(Figure data in JSON)
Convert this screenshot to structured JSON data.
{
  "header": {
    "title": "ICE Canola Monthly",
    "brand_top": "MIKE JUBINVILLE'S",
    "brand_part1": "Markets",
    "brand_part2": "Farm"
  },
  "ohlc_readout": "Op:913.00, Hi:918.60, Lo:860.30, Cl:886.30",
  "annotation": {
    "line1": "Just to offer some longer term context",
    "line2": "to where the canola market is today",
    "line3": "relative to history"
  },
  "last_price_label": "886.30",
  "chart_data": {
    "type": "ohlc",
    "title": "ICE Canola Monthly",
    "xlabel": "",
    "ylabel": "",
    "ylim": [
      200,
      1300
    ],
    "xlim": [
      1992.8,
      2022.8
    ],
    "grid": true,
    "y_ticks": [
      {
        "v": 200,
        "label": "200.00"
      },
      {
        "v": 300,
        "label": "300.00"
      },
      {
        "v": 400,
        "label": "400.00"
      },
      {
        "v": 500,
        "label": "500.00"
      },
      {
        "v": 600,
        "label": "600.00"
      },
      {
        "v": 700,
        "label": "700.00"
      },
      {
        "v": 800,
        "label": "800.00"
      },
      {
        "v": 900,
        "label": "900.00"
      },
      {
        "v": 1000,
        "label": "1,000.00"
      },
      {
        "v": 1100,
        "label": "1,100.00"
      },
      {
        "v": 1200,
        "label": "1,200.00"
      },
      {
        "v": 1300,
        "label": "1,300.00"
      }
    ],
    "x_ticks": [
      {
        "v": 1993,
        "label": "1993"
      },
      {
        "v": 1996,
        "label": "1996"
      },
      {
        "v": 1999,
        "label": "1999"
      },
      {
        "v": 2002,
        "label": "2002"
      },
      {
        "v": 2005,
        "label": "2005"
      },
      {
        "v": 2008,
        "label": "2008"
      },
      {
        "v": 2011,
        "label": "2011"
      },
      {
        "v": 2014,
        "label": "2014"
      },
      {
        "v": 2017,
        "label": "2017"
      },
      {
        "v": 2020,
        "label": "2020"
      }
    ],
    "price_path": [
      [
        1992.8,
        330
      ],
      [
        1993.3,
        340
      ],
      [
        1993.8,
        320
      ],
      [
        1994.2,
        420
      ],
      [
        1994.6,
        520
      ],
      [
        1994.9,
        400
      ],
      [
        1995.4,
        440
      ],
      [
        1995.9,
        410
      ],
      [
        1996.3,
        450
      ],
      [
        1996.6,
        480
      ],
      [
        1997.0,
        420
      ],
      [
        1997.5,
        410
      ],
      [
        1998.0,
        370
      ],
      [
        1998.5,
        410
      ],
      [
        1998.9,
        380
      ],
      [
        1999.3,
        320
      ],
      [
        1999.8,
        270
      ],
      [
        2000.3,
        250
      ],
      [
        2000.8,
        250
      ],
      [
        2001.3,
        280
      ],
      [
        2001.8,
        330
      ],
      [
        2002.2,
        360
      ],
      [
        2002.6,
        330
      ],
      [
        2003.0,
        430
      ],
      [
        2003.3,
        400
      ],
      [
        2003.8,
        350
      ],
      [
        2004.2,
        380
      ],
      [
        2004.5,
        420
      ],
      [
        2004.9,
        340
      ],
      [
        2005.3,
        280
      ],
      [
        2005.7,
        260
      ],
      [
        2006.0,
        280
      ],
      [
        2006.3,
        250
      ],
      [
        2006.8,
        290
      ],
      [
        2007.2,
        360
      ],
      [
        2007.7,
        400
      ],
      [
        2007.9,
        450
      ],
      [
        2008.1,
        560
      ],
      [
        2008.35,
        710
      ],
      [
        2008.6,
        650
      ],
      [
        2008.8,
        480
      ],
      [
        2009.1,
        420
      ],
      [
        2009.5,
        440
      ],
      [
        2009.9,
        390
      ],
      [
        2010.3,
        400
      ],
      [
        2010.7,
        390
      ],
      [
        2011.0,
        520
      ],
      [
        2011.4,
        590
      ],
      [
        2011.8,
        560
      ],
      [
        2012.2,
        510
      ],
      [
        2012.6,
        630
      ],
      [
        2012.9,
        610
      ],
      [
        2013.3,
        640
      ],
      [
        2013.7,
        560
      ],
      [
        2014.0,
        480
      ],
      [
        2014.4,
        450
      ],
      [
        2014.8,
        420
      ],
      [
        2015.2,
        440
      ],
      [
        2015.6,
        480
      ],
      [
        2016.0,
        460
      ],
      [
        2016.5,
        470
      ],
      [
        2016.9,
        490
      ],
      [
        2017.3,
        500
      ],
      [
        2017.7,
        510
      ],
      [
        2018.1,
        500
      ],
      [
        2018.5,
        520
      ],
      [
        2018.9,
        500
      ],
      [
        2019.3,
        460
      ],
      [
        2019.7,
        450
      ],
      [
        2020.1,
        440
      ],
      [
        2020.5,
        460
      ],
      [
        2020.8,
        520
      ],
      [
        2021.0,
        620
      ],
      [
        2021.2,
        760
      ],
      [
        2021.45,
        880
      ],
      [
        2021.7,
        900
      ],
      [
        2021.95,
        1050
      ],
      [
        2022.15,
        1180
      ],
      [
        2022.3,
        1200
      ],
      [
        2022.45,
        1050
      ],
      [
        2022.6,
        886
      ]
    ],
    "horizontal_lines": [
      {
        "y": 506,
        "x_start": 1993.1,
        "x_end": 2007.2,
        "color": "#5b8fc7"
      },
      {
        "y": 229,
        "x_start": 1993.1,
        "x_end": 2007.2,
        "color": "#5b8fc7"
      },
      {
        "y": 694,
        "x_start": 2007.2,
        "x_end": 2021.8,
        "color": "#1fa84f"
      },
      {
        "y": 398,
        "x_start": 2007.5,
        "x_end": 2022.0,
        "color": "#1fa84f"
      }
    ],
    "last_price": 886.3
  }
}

> _To do_:
Each line of the material should be echoed exactly.

> _Final result_:
Convert this screenshot to structured JSON data.
{
  "header": {
    "title": "ICE Canola Monthly",
    "brand_top": "MIKE JUBINVILLE'S",
    "brand_part1": "Markets",
    "brand_part2": "Farm"
  },
  "ohlc_readout": "Op:913.00, Hi:918.60, Lo:860.30, Cl:886.30",
  "annotation": {
    "line1": "Just to offer some longer term context",
    "line2": "to where the canola market is today",
    "line3": "relative to history"
  },
  "last_price_label": "886.30",
  "chart_data": {
    "type": "ohlc",
    "title": "ICE Canola Monthly",
    "xlabel": "",
    "ylabel": "",
    "ylim": [
      200,
      1300
    ],
    "xlim": [
      1992.8,
      2022.8
    ],
    "grid": true,
    "y_ticks": [
      {
        "v": 200,
        "label": "200.00"
      },
      {
        "v": 300,
        "label": "300.00"
      },
      {
        "v": 400,
        "label": "400.00"
      },
      {
        "v": 500,
        "label": "500.00"
      },
      {
        "v": 600,
        "label": "600.00"
      },
      {
        "v": 700,
        "label": "700.00"
      },
      {
        "v": 800,
        "label": "800.00"
      },
      {
        "v": 900,
        "label": "900.00"
      },
      {
        "v": 1000,
        "label": "1,000.00"
      },
      {
        "v": 1100,
        "label": "1,100.00"
      },
      {
        "v": 1200,
        "label": "1,200.00"
      },
      {
        "v": 1300,
        "label": "1,300.00"
      }
    ],
    "x_ticks": [
      {
        "v": 1993,
        "label": "1993"
      },
      {
        "v": 1996,
        "label": "1996"
      },
      {
        "v": 1999,
        "label": "1999"
      },
      {
        "v": 2002,
        "label": "2002"
      },
      {
        "v": 2005,
        "label": "2005"
      },
      {
        "v": 2008,
        "label": "2008"
      },
      {
        "v": 2011,
        "label": "2011"
      },
      {
        "v": 2014,
        "label": "2014"
      },
      {
        "v": 2017,
        "label": "2017"
      },
      {
        "v": 2020,
        "label": "2020"
      }
    ],
    "price_path": [
      [
        1992.8,
        330
      ],
      [
        1993.3,
        340
      ],
      [
        1993.8,
        320
      ],
      [
        1994.2,
        420
      ],
      [
        1994.6,
        520
      ],
      [
        1994.9,
        400
      ],
      [
        1995.4,
        440
      ],
      [
        1995.9,
        410
      ],
      [
        1996.3,
        450
      ],
      [
        1996.6,
        480
      ],
      [
        1997.0,
        420
      ],
      [
        1997.5,
        410
      ],
      [
        1998.0,
        370
      ],
      [
        1998.5,
        410
      ],
      [
        1998.9,
        380
      ],
      [
        1999.3,
        320
      ],
      [
        1999.8,
        270
      ],
      [
        2000.3,
        250
      ],
      [
        2000.8,
        250
      ],
      [
        2001.3,
        280
      ],
      [
        2001.8,
        330
      ],
      [
        2002.2,
        360
      ],
      [
        2002.6,
        330
      ],
      [
        2003.0,
        430
      ],
      [
        2003.3,
        400
      ],
      [
        2003.8,
        350
      ],
      [
        2004.2,
        380
      ],
      [
        2004.5,
        420
      ],
      [
        2004.9,
        340
      ],
      [
        2005.3,
        280
      ],
      [
        2005.7,
        260
      ],
      [
        2006.0,
        280
      ],
      [
        2006.3,
        250
      ],
      [
        2006.8,
        290
      ],
      [
        2007.2,
        360
      ],
      [
        2007.7,
        400
      ],
      [
        2007.9,
        450
      ],
      [
        2008.1,
        560
      ],
      [
        2008.35,
        710
      ],
      [
        2008.6,
        650
      ],
      [
        2008.8,
        480
      ],
      [
        2009.1,
        420
      ],
      [
        2009.5,
        440
      ],
      [
        2009.9,
        390
      ],
      [
        2010.3,
        400
      ],
      [
        2010.7,
        390
      ],
      [
        2011.0,
        520
      ],
      [
        2011.4,
        590
      ],
      [
        2011.8,
        560
      ],
      [
        2012.2,
        510
      ],
      [
        2012.6,
        630
      ],
      [
        2012.9,
        610
      ],
      [
        2013.3,
        640
      ],
      [
        2013.7,
        560
      ],
      [
        2014.0,
        480
      ],
      [
        2014.4,
        450
      ],
      [
        2014.8,
        420
      ],
      [
        2015.2,
        440
      ],
      [
        2015.6,
        480
      ],
      [
        2016.0,
        460
      ],
      [
        2016.5,
        470
      ],
      [
        2016.9,
        490
      ],
      [
        2017.3,
        500
      ],
      [
        2017.7,
        510
      ],
      [
        2018.1,
        500
      ],
      [
        2018.5,
        520
      ],
      [
        2018.9,
        500
      ],
      [
        2019.3,
        460
      ],
      [
        2019.7,
        450
      ],
      [
        2020.1,
        440
      ],
      [
        2020.5,
        460
      ],
      [
        2020.8,
        520
      ],
      [
        2021.0,
        620
      ],
      [
        2021.2,
        760
      ],
      [
        2021.45,
        880
      ],
      [
        2021.7,
        900
      ],
      [
        2021.95,
        1050
      ],
      [
        2022.15,
        1180
      ],
      [
        2022.3,
        1200
      ],
      [
        2022.45,
        1050
      ],
      [
        2022.6,
        886
      ]
    ],
    "horizontal_lines": [
      {
        "y": 506,
        "x_start": 1993.1,
        "x_end": 2007.2,
        "color": "#5b8fc7"
      },
      {
        "y": 229,
        "x_start": 1993.1,
        "x_end": 2007.2,
        "color": "#5b8fc7"
      },
      {
        "y": 694,
        "x_start": 2007.2,
        "x_end": 2021.8,
        "color": "#1fa84f"
      },
      {
        "y": 398,
        "x_start": 2007.5,
        "x_end": 2022.0,
        "color": "#1fa84f"
      }
    ],
    "last_price": 886.3
  }
}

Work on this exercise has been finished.